• DIRECTION: Take the line with "Extract all readable text from this page." and every line after it, through the end of the listing, and give them again exactly, pictures excluded.

• INPUT:

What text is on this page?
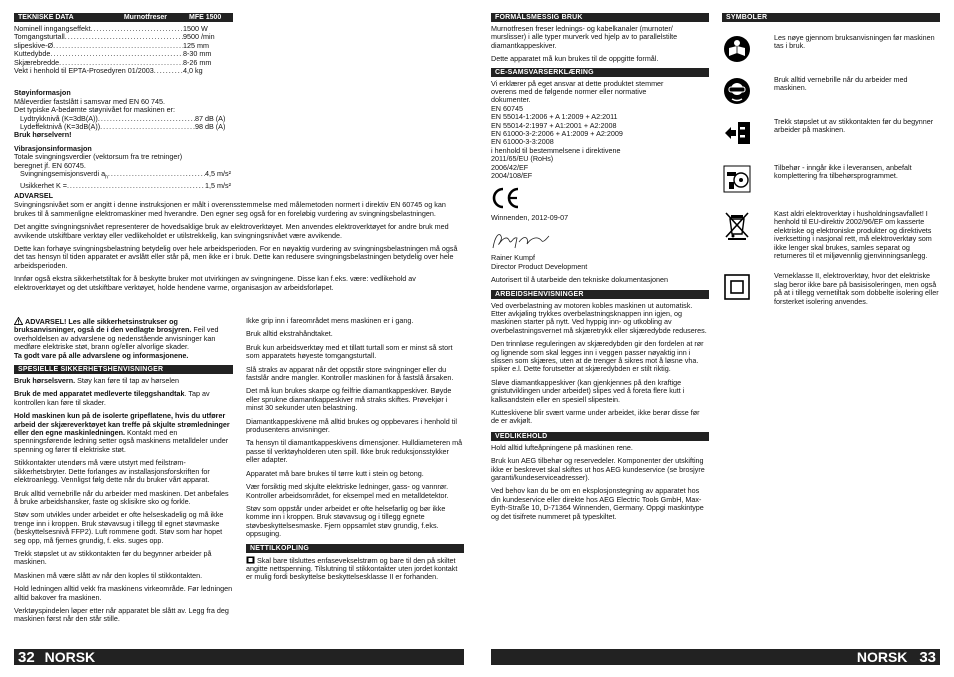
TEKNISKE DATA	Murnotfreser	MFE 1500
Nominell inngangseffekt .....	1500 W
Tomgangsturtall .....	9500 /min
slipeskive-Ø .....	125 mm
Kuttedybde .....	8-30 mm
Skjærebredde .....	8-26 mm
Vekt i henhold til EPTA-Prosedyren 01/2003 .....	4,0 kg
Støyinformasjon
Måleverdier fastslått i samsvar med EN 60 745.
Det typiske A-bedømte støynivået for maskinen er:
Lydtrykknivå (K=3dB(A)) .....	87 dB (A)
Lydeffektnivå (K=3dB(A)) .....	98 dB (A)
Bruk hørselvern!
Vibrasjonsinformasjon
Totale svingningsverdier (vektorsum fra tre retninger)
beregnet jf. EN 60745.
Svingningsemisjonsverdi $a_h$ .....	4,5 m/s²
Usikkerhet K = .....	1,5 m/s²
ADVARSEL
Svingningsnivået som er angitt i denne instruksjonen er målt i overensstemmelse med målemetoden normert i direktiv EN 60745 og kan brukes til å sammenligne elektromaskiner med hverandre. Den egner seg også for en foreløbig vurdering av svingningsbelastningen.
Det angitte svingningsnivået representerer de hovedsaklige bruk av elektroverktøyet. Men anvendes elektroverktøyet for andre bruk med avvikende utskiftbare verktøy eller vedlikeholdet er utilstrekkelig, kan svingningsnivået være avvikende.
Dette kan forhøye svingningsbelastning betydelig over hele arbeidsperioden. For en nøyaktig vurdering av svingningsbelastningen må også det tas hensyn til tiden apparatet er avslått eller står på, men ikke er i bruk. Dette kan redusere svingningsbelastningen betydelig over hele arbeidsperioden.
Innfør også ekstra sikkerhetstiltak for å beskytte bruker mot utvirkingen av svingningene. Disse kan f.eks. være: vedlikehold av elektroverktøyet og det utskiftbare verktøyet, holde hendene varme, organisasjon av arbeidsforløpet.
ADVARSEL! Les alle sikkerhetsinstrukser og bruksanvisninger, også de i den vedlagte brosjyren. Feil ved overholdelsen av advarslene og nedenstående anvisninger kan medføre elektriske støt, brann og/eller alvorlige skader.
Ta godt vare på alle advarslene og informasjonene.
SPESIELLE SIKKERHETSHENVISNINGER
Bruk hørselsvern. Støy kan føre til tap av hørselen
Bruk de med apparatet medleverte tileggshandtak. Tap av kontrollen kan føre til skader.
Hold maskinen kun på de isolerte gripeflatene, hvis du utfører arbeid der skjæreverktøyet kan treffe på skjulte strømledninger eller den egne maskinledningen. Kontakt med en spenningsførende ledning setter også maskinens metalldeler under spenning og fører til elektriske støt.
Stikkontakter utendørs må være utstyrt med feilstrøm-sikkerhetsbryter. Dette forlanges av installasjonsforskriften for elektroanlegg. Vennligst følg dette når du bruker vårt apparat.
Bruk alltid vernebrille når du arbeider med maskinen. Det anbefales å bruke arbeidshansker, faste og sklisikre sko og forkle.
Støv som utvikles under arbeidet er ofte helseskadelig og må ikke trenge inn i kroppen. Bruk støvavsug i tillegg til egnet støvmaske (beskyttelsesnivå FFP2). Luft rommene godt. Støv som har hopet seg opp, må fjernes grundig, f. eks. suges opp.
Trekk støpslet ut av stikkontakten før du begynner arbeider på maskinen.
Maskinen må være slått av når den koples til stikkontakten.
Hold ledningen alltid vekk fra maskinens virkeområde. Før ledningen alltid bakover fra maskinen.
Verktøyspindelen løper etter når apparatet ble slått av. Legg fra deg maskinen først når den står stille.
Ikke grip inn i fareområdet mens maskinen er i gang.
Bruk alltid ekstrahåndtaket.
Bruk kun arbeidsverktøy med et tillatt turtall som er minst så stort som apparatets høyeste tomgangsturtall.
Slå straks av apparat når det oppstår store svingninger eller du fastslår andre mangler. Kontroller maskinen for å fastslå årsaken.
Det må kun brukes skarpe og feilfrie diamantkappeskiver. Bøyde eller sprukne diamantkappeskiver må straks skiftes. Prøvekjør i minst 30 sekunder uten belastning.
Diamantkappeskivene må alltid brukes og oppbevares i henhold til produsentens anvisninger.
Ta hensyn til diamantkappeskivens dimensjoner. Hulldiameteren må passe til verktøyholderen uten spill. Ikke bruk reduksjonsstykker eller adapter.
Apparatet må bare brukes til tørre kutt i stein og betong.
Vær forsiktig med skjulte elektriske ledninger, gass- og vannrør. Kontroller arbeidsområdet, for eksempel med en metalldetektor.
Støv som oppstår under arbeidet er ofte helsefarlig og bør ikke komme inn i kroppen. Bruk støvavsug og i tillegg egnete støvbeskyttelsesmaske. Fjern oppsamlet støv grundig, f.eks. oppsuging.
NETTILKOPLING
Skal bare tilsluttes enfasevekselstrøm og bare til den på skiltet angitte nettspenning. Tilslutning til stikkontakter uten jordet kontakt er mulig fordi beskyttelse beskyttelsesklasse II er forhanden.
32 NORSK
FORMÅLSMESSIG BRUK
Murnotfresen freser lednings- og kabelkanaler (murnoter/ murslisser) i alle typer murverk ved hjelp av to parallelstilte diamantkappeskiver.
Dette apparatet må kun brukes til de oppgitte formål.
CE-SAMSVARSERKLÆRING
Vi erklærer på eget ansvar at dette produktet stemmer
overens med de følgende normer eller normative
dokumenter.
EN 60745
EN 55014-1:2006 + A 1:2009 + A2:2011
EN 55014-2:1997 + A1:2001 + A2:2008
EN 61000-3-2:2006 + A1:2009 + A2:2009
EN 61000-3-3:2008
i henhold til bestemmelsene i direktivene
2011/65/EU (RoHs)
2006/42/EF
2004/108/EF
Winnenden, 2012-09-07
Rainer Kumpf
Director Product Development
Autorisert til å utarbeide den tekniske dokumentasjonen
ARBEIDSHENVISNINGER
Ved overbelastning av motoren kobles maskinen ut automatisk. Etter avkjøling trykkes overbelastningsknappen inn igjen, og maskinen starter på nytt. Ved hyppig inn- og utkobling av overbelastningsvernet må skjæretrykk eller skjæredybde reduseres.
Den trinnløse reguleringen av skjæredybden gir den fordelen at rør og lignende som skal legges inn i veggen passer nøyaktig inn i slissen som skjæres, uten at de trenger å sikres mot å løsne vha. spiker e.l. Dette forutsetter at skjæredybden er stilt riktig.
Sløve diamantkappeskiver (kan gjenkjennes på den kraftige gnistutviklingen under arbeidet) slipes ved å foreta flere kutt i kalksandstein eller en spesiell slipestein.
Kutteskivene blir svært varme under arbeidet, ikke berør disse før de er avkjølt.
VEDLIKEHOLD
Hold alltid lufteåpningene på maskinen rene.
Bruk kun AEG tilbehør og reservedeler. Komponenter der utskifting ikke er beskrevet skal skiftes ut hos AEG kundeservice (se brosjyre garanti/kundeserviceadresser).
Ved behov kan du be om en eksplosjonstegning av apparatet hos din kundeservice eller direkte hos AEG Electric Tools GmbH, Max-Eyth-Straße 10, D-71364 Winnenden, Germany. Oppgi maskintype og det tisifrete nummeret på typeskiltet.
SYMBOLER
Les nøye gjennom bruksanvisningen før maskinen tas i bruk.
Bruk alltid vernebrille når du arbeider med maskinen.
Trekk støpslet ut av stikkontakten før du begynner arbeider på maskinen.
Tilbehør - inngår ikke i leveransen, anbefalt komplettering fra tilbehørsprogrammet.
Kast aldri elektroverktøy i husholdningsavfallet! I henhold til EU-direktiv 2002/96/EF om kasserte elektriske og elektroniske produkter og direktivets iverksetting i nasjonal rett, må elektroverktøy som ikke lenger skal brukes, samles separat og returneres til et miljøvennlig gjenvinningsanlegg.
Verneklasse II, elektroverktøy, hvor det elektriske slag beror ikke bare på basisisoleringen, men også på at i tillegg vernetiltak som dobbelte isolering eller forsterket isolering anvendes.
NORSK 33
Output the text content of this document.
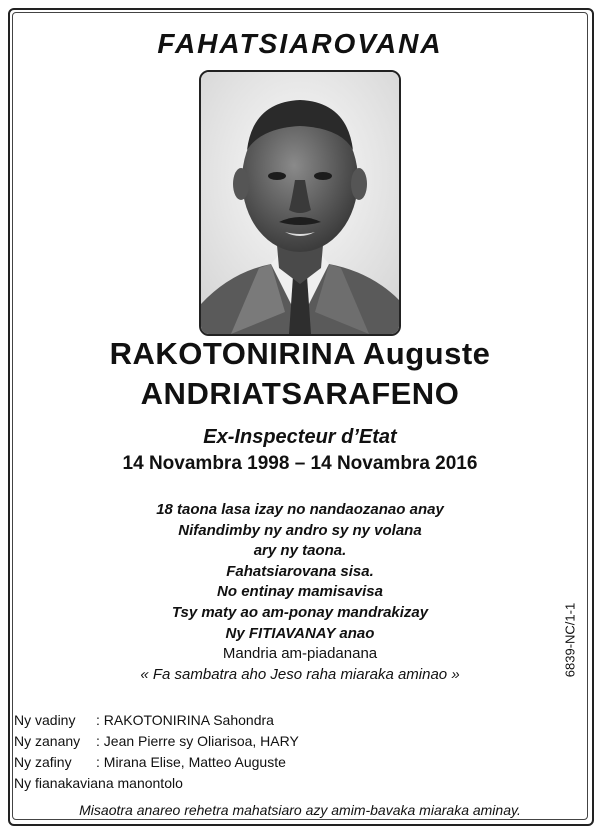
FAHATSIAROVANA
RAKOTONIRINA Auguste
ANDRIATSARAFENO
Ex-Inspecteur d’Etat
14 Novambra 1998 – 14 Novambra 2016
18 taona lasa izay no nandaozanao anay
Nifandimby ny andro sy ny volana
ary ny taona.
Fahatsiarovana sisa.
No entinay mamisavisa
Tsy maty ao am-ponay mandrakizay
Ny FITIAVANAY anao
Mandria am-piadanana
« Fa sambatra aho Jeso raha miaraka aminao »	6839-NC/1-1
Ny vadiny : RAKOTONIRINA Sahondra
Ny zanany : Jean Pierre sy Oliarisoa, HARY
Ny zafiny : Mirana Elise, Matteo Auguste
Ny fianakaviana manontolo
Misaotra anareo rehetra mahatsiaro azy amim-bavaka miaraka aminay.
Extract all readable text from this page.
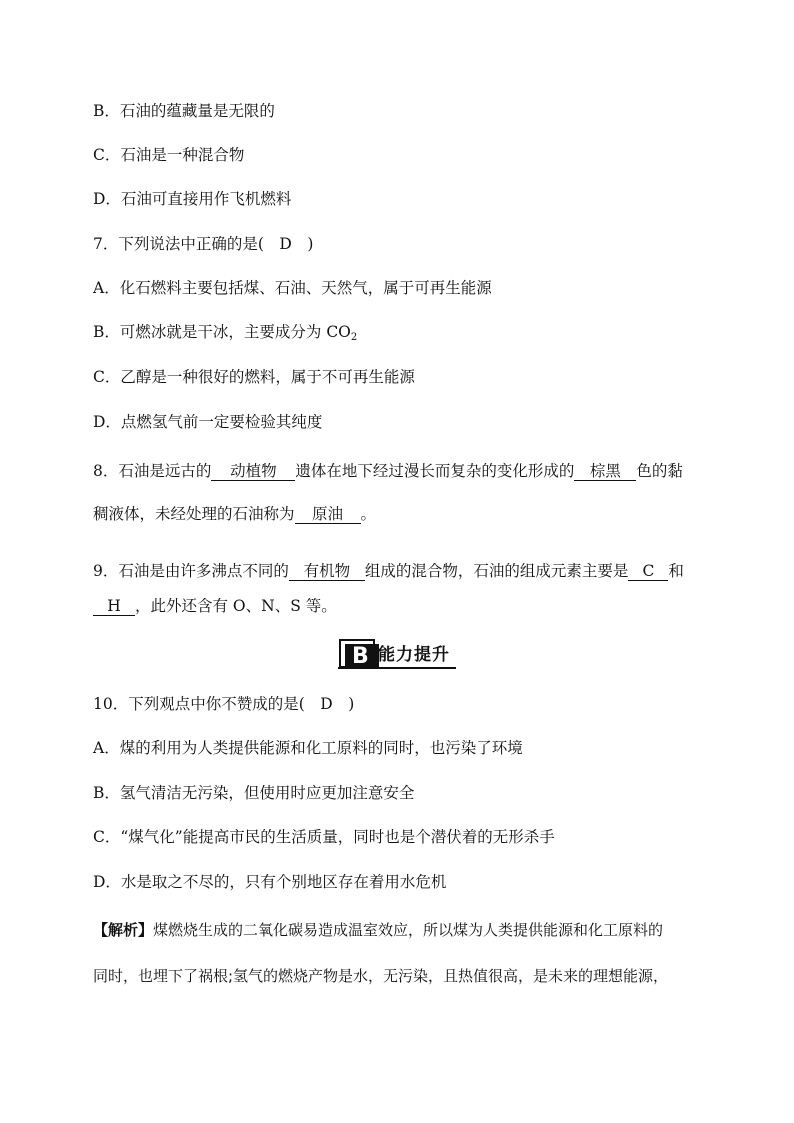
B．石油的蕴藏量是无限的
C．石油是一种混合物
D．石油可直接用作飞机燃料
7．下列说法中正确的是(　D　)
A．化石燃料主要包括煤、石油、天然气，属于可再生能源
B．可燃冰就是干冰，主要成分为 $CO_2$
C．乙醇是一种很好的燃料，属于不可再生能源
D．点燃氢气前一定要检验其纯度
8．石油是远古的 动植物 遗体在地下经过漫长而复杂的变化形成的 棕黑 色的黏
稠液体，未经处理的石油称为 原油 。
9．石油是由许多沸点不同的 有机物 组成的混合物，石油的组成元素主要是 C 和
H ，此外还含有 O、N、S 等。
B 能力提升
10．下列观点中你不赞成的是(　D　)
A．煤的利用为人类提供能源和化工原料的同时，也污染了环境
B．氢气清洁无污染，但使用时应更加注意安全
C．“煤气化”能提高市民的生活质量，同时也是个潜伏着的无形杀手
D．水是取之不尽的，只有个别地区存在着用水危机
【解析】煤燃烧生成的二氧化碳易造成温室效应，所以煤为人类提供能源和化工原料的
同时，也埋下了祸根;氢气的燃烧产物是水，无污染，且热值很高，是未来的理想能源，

• THE REPLY:
Extract all readable text from this page.
B．石油的蕴藏量是无限的
C．石油是一种混合物
D．石油可直接用作飞机燃料
7．下列说法中正确的是(　D　)
A．化石燃料主要包括煤、石油、天然气，属于可再生能源
B．可燃冰就是干冰，主要成分为 $CO_2$
C．乙醇是一种很好的燃料，属于不可再生能源
D．点燃氢气前一定要检验其纯度
8．石油是远古的 动植物 遗体在地下经过漫长而复杂的变化形成的 棕黑 色的黏
稠液体，未经处理的石油称为 原油 。
9．石油是由许多沸点不同的 有机物 组成的混合物，石油的组成元素主要是 C 和
H ，此外还含有 O、N、S 等。
B 能力提升
10．下列观点中你不赞成的是(　D　)
A．煤的利用为人类提供能源和化工原料的同时，也污染了环境
B．氢气清洁无污染，但使用时应更加注意安全
C．“煤气化”能提高市民的生活质量，同时也是个潜伏着的无形杀手
D．水是取之不尽的，只有个别地区存在着用水危机
【解析】煤燃烧生成的二氧化碳易造成温室效应，所以煤为人类提供能源和化工原料的
同时，也埋下了祸根;氢气的燃烧产物是水，无污染，且热值很高，是未来的理想能源，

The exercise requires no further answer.